%%

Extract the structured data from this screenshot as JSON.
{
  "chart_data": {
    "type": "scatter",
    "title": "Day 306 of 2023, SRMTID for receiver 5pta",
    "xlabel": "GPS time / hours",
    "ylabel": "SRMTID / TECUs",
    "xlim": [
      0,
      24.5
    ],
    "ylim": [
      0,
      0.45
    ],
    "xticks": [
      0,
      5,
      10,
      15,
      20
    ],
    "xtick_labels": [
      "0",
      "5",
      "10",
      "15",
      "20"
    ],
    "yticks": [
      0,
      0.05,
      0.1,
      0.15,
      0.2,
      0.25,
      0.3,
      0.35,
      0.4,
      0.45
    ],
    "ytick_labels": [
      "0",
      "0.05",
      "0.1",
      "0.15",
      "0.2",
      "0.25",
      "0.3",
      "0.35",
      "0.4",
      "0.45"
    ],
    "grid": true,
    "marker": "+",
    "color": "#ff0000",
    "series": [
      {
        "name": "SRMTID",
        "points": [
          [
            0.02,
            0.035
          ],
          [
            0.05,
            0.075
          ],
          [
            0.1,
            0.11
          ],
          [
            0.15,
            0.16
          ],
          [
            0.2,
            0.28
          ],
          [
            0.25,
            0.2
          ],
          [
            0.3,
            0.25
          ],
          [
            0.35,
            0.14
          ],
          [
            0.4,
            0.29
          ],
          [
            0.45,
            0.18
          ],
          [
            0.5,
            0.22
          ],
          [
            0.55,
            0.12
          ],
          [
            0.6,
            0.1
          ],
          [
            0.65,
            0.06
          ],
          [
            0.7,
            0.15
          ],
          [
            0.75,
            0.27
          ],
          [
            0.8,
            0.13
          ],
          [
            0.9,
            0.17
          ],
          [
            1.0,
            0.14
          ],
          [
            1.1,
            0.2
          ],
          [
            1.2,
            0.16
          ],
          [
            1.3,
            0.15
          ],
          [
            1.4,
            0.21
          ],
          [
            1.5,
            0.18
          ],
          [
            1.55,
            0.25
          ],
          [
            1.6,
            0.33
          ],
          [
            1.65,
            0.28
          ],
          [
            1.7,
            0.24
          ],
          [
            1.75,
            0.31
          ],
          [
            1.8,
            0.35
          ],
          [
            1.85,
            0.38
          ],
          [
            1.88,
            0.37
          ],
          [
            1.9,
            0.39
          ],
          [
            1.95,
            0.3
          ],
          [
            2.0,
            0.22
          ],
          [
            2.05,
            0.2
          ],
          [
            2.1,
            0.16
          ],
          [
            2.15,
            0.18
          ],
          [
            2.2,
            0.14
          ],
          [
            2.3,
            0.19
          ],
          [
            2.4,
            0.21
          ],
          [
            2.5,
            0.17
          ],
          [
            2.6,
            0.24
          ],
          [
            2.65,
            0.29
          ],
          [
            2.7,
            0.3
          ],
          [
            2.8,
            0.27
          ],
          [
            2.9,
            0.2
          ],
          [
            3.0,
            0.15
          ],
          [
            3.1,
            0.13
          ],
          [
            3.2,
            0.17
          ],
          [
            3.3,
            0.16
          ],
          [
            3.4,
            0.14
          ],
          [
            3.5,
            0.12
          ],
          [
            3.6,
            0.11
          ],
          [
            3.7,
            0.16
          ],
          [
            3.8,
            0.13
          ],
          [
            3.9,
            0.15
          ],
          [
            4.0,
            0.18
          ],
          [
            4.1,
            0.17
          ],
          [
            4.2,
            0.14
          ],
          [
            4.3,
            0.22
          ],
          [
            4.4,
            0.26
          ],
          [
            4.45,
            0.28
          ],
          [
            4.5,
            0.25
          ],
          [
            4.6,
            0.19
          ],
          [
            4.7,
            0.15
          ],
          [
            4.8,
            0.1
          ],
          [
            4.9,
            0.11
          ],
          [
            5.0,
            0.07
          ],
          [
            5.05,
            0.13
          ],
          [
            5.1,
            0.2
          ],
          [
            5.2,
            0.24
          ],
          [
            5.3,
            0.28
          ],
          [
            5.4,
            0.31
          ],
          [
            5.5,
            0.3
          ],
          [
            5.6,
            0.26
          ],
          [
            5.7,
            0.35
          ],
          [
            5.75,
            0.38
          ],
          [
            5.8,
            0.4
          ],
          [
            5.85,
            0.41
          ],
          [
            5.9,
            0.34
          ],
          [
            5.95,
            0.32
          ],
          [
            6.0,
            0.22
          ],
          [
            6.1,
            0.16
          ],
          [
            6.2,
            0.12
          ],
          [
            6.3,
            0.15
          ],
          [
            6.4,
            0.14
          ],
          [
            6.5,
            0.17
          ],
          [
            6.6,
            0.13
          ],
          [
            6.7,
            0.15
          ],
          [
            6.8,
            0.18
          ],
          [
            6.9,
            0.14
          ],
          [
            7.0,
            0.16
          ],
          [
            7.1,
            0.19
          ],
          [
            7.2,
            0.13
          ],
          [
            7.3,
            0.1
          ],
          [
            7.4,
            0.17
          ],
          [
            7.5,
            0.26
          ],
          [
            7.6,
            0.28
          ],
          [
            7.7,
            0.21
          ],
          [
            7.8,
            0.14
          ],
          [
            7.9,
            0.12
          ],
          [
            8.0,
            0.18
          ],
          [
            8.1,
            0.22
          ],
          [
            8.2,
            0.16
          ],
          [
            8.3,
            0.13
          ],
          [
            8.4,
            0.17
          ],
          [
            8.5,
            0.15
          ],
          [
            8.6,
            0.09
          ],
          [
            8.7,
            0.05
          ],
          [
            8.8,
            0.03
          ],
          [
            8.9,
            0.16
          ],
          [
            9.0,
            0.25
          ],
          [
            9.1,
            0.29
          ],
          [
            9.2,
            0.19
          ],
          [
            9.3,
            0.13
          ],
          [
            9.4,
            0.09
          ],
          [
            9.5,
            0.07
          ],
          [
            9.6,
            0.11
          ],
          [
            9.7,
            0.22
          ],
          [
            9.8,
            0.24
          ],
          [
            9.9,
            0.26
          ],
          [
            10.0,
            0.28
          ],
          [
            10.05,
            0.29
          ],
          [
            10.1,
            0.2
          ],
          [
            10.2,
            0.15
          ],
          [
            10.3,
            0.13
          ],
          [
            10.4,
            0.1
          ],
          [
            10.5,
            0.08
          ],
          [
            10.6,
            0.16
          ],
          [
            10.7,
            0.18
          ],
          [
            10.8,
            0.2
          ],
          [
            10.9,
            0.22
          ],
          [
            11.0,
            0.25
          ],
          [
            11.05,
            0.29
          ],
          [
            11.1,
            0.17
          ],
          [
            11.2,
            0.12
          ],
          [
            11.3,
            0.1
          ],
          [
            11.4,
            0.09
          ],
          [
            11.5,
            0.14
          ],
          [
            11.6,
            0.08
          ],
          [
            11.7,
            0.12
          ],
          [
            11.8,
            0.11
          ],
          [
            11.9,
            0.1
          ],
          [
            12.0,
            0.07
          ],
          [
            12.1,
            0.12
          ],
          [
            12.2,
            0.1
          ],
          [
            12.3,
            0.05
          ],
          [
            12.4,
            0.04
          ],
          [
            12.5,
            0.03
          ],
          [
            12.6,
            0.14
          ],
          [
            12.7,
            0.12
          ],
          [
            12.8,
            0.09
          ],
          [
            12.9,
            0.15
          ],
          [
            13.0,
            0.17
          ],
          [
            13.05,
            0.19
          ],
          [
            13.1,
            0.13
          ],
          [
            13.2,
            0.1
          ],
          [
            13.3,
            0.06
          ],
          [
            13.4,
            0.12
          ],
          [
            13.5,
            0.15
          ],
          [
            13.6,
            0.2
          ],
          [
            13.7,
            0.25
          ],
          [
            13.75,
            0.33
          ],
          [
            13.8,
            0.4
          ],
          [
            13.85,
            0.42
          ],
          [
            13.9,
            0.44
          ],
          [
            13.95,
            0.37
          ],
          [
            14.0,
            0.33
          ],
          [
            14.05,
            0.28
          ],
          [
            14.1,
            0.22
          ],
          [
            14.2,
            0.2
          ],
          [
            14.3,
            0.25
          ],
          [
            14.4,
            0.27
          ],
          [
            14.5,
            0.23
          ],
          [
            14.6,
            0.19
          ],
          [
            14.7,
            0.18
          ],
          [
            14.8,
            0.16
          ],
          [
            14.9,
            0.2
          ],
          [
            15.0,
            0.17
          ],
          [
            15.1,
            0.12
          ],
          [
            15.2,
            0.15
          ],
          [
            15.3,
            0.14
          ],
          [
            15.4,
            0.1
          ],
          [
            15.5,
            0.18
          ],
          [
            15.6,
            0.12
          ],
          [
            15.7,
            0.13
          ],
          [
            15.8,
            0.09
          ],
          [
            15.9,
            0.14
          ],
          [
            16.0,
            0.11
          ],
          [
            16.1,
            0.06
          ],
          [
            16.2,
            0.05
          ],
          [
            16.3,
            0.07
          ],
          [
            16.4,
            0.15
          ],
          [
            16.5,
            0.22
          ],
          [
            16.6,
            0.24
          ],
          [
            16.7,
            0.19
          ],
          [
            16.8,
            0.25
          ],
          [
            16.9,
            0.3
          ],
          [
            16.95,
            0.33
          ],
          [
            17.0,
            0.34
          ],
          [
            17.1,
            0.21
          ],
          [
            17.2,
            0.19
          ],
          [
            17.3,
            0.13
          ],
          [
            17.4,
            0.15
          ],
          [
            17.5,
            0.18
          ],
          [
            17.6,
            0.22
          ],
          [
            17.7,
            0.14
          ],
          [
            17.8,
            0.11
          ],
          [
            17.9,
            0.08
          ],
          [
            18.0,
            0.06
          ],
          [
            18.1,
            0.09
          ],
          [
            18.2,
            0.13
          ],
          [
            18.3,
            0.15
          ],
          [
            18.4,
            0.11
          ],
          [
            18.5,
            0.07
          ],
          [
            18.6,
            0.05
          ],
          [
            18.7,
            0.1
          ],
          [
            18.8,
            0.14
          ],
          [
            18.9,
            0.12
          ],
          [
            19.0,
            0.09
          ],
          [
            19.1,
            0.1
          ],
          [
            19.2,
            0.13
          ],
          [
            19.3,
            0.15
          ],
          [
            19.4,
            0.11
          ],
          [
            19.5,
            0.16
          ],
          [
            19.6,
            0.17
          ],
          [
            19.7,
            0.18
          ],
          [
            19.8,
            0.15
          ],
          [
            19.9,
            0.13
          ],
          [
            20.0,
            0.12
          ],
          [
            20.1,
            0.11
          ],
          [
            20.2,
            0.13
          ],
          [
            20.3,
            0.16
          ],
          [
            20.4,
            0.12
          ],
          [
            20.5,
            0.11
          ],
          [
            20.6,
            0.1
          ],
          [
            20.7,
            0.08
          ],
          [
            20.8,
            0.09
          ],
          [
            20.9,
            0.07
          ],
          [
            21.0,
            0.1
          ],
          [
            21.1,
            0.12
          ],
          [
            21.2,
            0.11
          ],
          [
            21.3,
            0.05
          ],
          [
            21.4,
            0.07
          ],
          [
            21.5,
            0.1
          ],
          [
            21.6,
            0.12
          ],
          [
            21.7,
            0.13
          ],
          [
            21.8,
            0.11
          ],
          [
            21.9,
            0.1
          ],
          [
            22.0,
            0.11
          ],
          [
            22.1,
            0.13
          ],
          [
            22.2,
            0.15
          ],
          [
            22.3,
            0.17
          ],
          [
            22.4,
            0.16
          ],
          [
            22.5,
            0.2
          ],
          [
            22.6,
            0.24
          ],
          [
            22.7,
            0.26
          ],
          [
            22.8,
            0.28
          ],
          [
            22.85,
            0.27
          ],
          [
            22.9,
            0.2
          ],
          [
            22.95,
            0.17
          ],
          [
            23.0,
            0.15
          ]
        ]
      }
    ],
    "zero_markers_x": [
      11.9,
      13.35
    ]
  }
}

%%

Requirements:
Ascertain the number of lines in the entries that include the word "SRMTID", and report only that number.

Complete output:
3